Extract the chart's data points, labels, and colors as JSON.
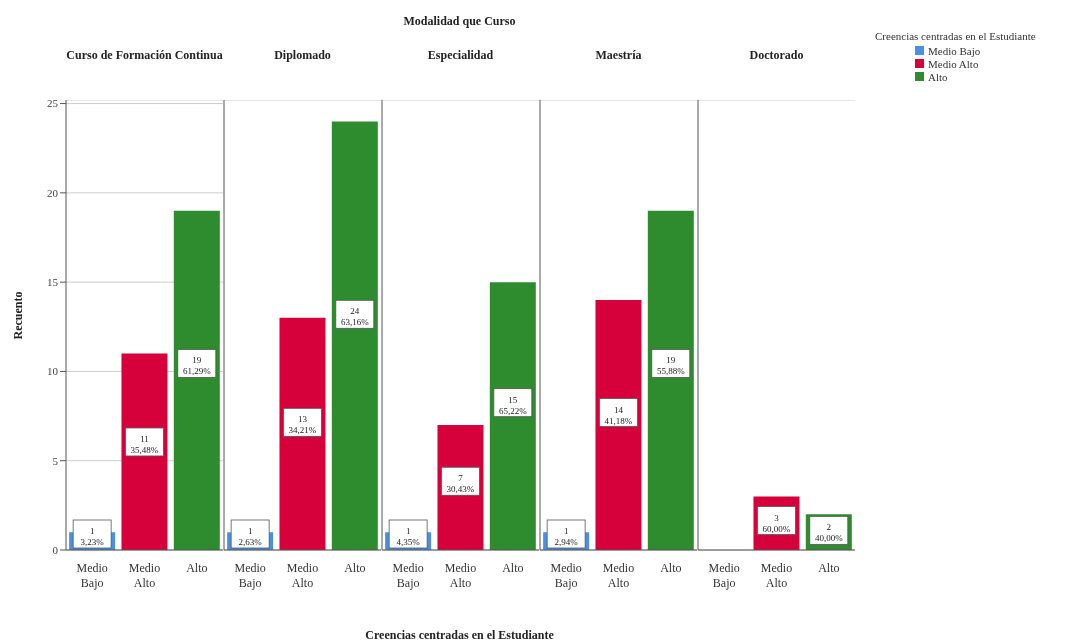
{
  "chart_data": [
    {
      "type": "bar",
      "title": "Curso de Formación Continua",
      "ylabel": "Recuento",
      "categories": [
        "Medio Bajo",
        "Medio Alto",
        "Alto"
      ],
      "ylim": [
        0,
        25.2
      ],
      "yticks": [
        0,
        5,
        10,
        15,
        20,
        25
      ],
      "grid": "y",
      "series": [
        {
          "color": "#4a90e2",
          "values": [
            1,
            null,
            null
          ],
          "value_labels": [
            "1\n3,23%",
            null,
            null
          ]
        },
        {
          "color": "#d6003a",
          "values": [
            null,
            11,
            null
          ],
          "value_labels": [
            null,
            "11\n35,48%",
            null
          ]
        },
        {
          "color": "#2e8b2e",
          "values": [
            null,
            null,
            19
          ],
          "value_labels": [
            null,
            null,
            "19\n61,29%"
          ]
        }
      ]
    },
    {
      "type": "bar",
      "title": "Diplomado",
      "categories": [
        "Medio Bajo",
        "Medio Alto",
        "Alto"
      ],
      "ylim": [
        0,
        25.2
      ],
      "yticks": [
        0,
        5,
        10,
        15,
        20,
        25
      ],
      "grid": "y",
      "tick_labels": "x",
      "series": [
        {
          "color": "#4a90e2",
          "values": [
            1,
            null,
            null
          ],
          "value_labels": [
            "1\n2,63%",
            null,
            null
          ]
        },
        {
          "color": "#d6003a",
          "values": [
            null,
            13,
            null
          ],
          "value_labels": [
            null,
            "13\n34,21%",
            null
          ]
        },
        {
          "color": "#2e8b2e",
          "values": [
            null,
            null,
            24
          ],
          "value_labels": [
            null,
            null,
            "24\n63,16%"
          ]
        }
      ]
    },
    {
      "type": "bar",
      "title": "Especialidad",
      "annotations": [
        "Modalidad que Curso"
      ],
      "xlabel": "Creencias centradas en el Estudiante",
      "categories": [
        "Medio Bajo",
        "Medio Alto",
        "Alto"
      ],
      "ylim": [
        0,
        25.2
      ],
      "yticks": [
        0,
        5,
        10,
        15,
        20,
        25
      ],
      "grid": "y",
      "tick_labels": "x",
      "series": [
        {
          "color": "#4a90e2",
          "values": [
            1,
            null,
            null
          ],
          "value_labels": [
            "1\n4,35%",
            null,
            null
          ]
        },
        {
          "color": "#d6003a",
          "values": [
            null,
            7,
            null
          ],
          "value_labels": [
            null,
            "7\n30,43%",
            null
          ]
        },
        {
          "color": "#2e8b2e",
          "values": [
            null,
            null,
            15
          ],
          "value_labels": [
            null,
            null,
            "15\n65,22%"
          ]
        }
      ]
    },
    {
      "type": "bar",
      "title": "Maestría",
      "categories": [
        "Medio Bajo",
        "Medio Alto",
        "Alto"
      ],
      "ylim": [
        0,
        25.2
      ],
      "yticks": [
        0,
        5,
        10,
        15,
        20,
        25
      ],
      "grid": "y",
      "tick_labels": "x",
      "series": [
        {
          "color": "#4a90e2",
          "values": [
            1,
            null,
            null
          ],
          "value_labels": [
            "1\n2,94%",
            null,
            null
          ]
        },
        {
          "color": "#d6003a",
          "values": [
            null,
            14,
            null
          ],
          "value_labels": [
            null,
            "14\n41,18%",
            null
          ]
        },
        {
          "color": "#2e8b2e",
          "values": [
            null,
            null,
            19
          ],
          "value_labels": [
            null,
            null,
            "19\n55,88%"
          ]
        }
      ]
    },
    {
      "type": "bar",
      "title": "Doctorado",
      "categories": [
        "Medio Bajo",
        "Medio Alto",
        "Alto"
      ],
      "ylim": [
        0,
        25.2
      ],
      "yticks": [
        0,
        5,
        10,
        15,
        20,
        25
      ],
      "grid": "y",
      "tick_labels": "x",
      "legend": "right",
      "legend_title": "Creencias centradas en el Estudiante",
      "series": [
        {
          "name": "Medio Bajo",
          "color": "#4a90e2",
          "values": [
            0,
            null,
            null
          ],
          "value_labels": [
            null,
            null,
            null
          ]
        },
        {
          "name": "Medio Alto",
          "color": "#d6003a",
          "values": [
            null,
            3,
            null
          ],
          "value_labels": [
            null,
            "3\n60,00%",
            null
          ]
        },
        {
          "name": "Alto",
          "color": "#2e8b2e",
          "values": [
            null,
            null,
            2
          ],
          "value_labels": [
            null,
            null,
            "2\n40,00%"
          ]
        }
      ]
    }
  ]
}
──────────
Return the listing above word for word, with the pictures removed.

> OUTPUT FOR THIS TASK:
Extract the chart's data points, labels, and colors as JSON.
{
  "chart_data": [
    {
      "type": "bar",
      "title": "Curso de Formación Continua",
      "ylabel": "Recuento",
      "categories": [
        "Medio Bajo",
        "Medio Alto",
        "Alto"
      ],
      "ylim": [
        0,
        25.2
      ],
      "yticks": [
        0,
        5,
        10,
        15,
        20,
        25
      ],
      "grid": "y",
      "series": [
        {
          "color": "#4a90e2",
          "values": [
            1,
            null,
            null
          ],
          "value_labels": [
            "1\n3,23%",
            null,
            null
          ]
        },
        {
          "color": "#d6003a",
          "values": [
            null,
            11,
            null
          ],
          "value_labels": [
            null,
            "11\n35,48%",
            null
          ]
        },
        {
          "color": "#2e8b2e",
          "values": [
            null,
            null,
            19
          ],
          "value_labels": [
            null,
            null,
            "19\n61,29%"
          ]
        }
      ]
    },
    {
      "type": "bar",
      "title": "Diplomado",
      "categories": [
        "Medio Bajo",
        "Medio Alto",
        "Alto"
      ],
      "ylim": [
        0,
        25.2
      ],
      "yticks": [
        0,
        5,
        10,
        15,
        20,
        25
      ],
      "grid": "y",
      "tick_labels": "x",
      "series": [
        {
          "color": "#4a90e2",
          "values": [
            1,
            null,
            null
          ],
          "value_labels": [
            "1\n2,63%",
            null,
            null
          ]
        },
        {
          "color": "#d6003a",
          "values": [
            null,
            13,
            null
          ],
          "value_labels": [
            null,
            "13\n34,21%",
            null
          ]
        },
        {
          "color": "#2e8b2e",
          "values": [
            null,
            null,
            24
          ],
          "value_labels": [
            null,
            null,
            "24\n63,16%"
          ]
        }
      ]
    },
    {
      "type": "bar",
      "title": "Especialidad",
      "annotations": [
        "Modalidad que Curso"
      ],
      "xlabel": "Creencias centradas en el Estudiante",
      "categories": [
        "Medio Bajo",
        "Medio Alto",
        "Alto"
      ],
      "ylim": [
        0,
        25.2
      ],
      "yticks": [
        0,
        5,
        10,
        15,
        20,
        25
      ],
      "grid": "y",
      "tick_labels": "x",
      "series": [
        {
          "color": "#4a90e2",
          "values": [
            1,
            null,
            null
          ],
          "value_labels": [
            "1\n4,35%",
            null,
            null
          ]
        },
        {
          "color": "#d6003a",
          "values": [
            null,
            7,
            null
          ],
          "value_labels": [
            null,
            "7\n30,43%",
            null
          ]
        },
        {
          "color": "#2e8b2e",
          "values": [
            null,
            null,
            15
          ],
          "value_labels": [
            null,
            null,
            "15\n65,22%"
          ]
        }
      ]
    },
    {
      "type": "bar",
      "title": "Maestría",
      "categories": [
        "Medio Bajo",
        "Medio Alto",
        "Alto"
      ],
      "ylim": [
        0,
        25.2
      ],
      "yticks": [
        0,
        5,
        10,
        15,
        20,
        25
      ],
      "grid": "y",
      "tick_labels": "x",
      "series": [
        {
          "color": "#4a90e2",
          "values": [
            1,
            null,
            null
          ],
          "value_labels": [
            "1\n2,94%",
            null,
            null
          ]
        },
        {
          "color": "#d6003a",
          "values": [
            null,
            14,
            null
          ],
          "value_labels": [
            null,
            "14\n41,18%",
            null
          ]
        },
        {
          "color": "#2e8b2e",
          "values": [
            null,
            null,
            19
          ],
          "value_labels": [
            null,
            null,
            "19\n55,88%"
          ]
        }
      ]
    },
    {
      "type": "bar",
      "title": "Doctorado",
      "categories": [
        "Medio Bajo",
        "Medio Alto",
        "Alto"
      ],
      "ylim": [
        0,
        25.2
      ],
      "yticks": [
        0,
        5,
        10,
        15,
        20,
        25
      ],
      "grid": "y",
      "tick_labels": "x",
      "legend": "right",
      "legend_title": "Creencias centradas en el Estudiante",
      "series": [
        {
          "name": "Medio Bajo",
          "color": "#4a90e2",
          "values": [
            0,
            null,
            null
          ],
          "value_labels": [
            null,
            null,
            null
          ]
        },
        {
          "name": "Medio Alto",
          "color": "#d6003a",
          "values": [
            null,
            3,
            null
          ],
          "value_labels": [
            null,
            "3\n60,00%",
            null
          ]
        },
        {
          "name": "Alto",
          "color": "#2e8b2e",
          "values": [
            null,
            null,
            2
          ],
          "value_labels": [
            null,
            null,
            "2\n40,00%"
          ]
        }
      ]
    }
  ]
}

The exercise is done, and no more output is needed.